Exercise inputs →
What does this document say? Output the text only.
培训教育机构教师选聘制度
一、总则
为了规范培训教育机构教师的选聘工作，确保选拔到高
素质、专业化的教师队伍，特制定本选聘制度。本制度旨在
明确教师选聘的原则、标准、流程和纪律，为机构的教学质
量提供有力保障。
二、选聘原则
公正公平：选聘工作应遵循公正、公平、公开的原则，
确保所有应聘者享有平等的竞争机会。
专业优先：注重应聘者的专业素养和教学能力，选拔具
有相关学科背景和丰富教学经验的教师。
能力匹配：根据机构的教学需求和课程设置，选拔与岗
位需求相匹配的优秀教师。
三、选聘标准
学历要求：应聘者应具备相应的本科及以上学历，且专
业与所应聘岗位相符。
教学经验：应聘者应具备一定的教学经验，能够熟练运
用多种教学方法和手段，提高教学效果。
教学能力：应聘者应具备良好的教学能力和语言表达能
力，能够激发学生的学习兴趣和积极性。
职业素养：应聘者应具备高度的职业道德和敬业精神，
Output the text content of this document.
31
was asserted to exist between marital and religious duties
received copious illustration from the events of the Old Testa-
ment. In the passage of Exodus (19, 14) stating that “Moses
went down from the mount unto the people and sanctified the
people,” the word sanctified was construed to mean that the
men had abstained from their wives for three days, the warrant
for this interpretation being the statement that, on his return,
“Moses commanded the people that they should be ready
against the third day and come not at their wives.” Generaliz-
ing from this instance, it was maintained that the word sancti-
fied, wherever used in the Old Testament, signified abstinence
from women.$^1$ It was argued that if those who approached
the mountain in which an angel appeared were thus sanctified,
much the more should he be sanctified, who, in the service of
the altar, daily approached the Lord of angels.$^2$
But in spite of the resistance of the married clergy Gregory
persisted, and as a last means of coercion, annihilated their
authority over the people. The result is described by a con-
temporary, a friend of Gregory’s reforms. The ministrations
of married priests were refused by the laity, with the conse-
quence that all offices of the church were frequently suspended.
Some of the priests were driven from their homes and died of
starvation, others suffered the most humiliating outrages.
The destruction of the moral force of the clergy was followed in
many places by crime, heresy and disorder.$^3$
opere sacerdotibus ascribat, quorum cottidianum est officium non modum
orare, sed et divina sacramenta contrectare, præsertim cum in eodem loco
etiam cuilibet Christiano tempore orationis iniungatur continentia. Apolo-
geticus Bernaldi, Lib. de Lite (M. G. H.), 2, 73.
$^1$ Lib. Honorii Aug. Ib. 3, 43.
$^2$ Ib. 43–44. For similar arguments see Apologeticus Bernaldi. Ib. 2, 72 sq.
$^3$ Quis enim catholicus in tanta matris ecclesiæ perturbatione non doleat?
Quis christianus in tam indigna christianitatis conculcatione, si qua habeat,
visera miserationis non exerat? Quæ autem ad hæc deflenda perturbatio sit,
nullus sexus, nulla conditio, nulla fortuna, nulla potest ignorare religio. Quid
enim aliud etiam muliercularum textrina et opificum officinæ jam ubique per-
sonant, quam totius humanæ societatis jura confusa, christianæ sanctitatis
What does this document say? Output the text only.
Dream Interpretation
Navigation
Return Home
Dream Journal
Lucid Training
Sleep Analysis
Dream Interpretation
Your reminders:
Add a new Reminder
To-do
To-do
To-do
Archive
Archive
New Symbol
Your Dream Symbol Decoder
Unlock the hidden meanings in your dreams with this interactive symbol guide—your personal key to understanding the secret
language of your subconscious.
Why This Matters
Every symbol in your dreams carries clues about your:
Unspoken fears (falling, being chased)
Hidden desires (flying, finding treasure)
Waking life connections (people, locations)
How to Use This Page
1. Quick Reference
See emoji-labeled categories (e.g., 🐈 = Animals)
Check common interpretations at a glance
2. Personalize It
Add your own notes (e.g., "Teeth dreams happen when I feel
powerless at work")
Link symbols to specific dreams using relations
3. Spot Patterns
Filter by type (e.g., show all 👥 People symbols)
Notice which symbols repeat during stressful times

What to work on →
All of the material above needs to be copied exactly.

Written response →
What does this document say? Output the text only.
培训教育机构教师选聘制度
一、总则
为了规范培训教育机构教师的选聘工作，确保选拔到高
素质、专业化的教师队伍，特制定本选聘制度。本制度旨在
明确教师选聘的原则、标准、流程和纪律，为机构的教学质
量提供有力保障。
二、选聘原则
公正公平：选聘工作应遵循公正、公平、公开的原则，
确保所有应聘者享有平等的竞争机会。
专业优先：注重应聘者的专业素养和教学能力，选拔具
有相关学科背景和丰富教学经验的教师。
能力匹配：根据机构的教学需求和课程设置，选拔与岗
位需求相匹配的优秀教师。
三、选聘标准
学历要求：应聘者应具备相应的本科及以上学历，且专
业与所应聘岗位相符。
教学经验：应聘者应具备一定的教学经验，能够熟练运
用多种教学方法和手段，提高教学效果。
教学能力：应聘者应具备良好的教学能力和语言表达能
力，能够激发学生的学习兴趣和积极性。
职业素养：应聘者应具备高度的职业道德和敬业精神，
Output the text content of this document.
31
was asserted to exist between marital and religious duties
received copious illustration from the events of the Old Testa-
ment. In the passage of Exodus (19, 14) stating that “Moses
went down from the mount unto the people and sanctified the
people,” the word sanctified was construed to mean that the
men had abstained from their wives for three days, the warrant
for this interpretation being the statement that, on his return,
“Moses commanded the people that they should be ready
against the third day and come not at their wives.” Generaliz-
ing from this instance, it was maintained that the word sancti-
fied, wherever used in the Old Testament, signified abstinence
from women.$^1$ It was argued that if those who approached
the mountain in which an angel appeared were thus sanctified,
much the more should he be sanctified, who, in the service of
the altar, daily approached the Lord of angels.$^2$
But in spite of the resistance of the married clergy Gregory
persisted, and as a last means of coercion, annihilated their
authority over the people. The result is described by a con-
temporary, a friend of Gregory’s reforms. The ministrations
of married priests were refused by the laity, with the conse-
quence that all offices of the church were frequently suspended.
Some of the priests were driven from their homes and died of
starvation, others suffered the most humiliating outrages.
The destruction of the moral force of the clergy was followed in
many places by crime, heresy and disorder.$^3$
opere sacerdotibus ascribat, quorum cottidianum est officium non modum
orare, sed et divina sacramenta contrectare, præsertim cum in eodem loco
etiam cuilibet Christiano tempore orationis iniungatur continentia. Apolo-
geticus Bernaldi, Lib. de Lite (M. G. H.), 2, 73.
$^1$ Lib. Honorii Aug. Ib. 3, 43.
$^2$ Ib. 43–44. For similar arguments see Apologeticus Bernaldi. Ib. 2, 72 sq.
$^3$ Quis enim catholicus in tanta matris ecclesiæ perturbatione non doleat?
Quis christianus in tam indigna christianitatis conculcatione, si qua habeat,
visera miserationis non exerat? Quæ autem ad hæc deflenda perturbatio sit,
nullus sexus, nulla conditio, nulla fortuna, nulla potest ignorare religio. Quid
enim aliud etiam muliercularum textrina et opificum officinæ jam ubique per-
sonant, quam totius humanæ societatis jura confusa, christianæ sanctitatis
What does this document say? Output the text only.
Dream Interpretation
Navigation
Return Home
Dream Journal
Lucid Training
Sleep Analysis
Dream Interpretation
Your reminders:
Add a new Reminder
To-do
To-do
To-do
Archive
Archive
New Symbol
Your Dream Symbol Decoder
Unlock the hidden meanings in your dreams with this interactive symbol guide—your personal key to understanding the secret
language of your subconscious.
Why This Matters
Every symbol in your dreams carries clues about your:
Unspoken fears (falling, being chased)
Hidden desires (flying, finding treasure)
Waking life connections (people, locations)
How to Use This Page
1. Quick Reference
See emoji-labeled categories (e.g., 🐈 = Animals)
Check common interpretations at a glance
2. Personalize It
Add your own notes (e.g., "Teeth dreams happen when I feel
powerless at work")
Link symbols to specific dreams using relations
3. Spot Patterns
Filter by type (e.g., show all 👥 People symbols)
Notice which symbols repeat during stressful times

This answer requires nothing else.